> _What the exercise asks_
Return each entry exactly, omitting nothing.
↓↓↓
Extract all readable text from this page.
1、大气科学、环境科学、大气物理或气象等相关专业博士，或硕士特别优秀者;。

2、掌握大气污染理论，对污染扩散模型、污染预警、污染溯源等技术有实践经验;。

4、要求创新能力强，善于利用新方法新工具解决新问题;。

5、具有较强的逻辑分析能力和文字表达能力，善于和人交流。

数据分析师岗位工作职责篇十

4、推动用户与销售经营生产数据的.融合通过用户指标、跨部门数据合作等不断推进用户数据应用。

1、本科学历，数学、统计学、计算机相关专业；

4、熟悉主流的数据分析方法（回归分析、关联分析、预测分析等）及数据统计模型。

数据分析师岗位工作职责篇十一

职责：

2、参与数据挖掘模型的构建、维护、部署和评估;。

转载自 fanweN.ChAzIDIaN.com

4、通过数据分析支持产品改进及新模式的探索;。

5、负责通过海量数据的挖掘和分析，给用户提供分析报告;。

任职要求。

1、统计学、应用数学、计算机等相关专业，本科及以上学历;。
↑↑↑
> _Output below_
Extract all readable text from this page.
1、大气科学、环境科学、大气物理或气象等相关专业博士，或硕士特别优秀者;。

2、掌握大气污染理论，对污染扩散模型、污染预警、污染溯源等技术有实践经验;。

4、要求创新能力强，善于利用新方法新工具解决新问题;。

5、具有较强的逻辑分析能力和文字表达能力，善于和人交流。

数据分析师岗位工作职责篇十

4、推动用户与销售经营生产数据的.融合通过用户指标、跨部门数据合作等不断推进用户数据应用。

1、本科学历，数学、统计学、计算机相关专业；

4、熟悉主流的数据分析方法（回归分析、关联分析、预测分析等）及数据统计模型。

数据分析师岗位工作职责篇十一

职责：

2、参与数据挖掘模型的构建、维护、部署和评估;。

转载自 fanweN.ChAzIDIaN.com

4、通过数据分析支持产品改进及新模式的探索;。

5、负责通过海量数据的挖掘和分析，给用户提供分析报告;。

任职要求。

1、统计学、应用数学、计算机等相关专业，本科及以上学历;。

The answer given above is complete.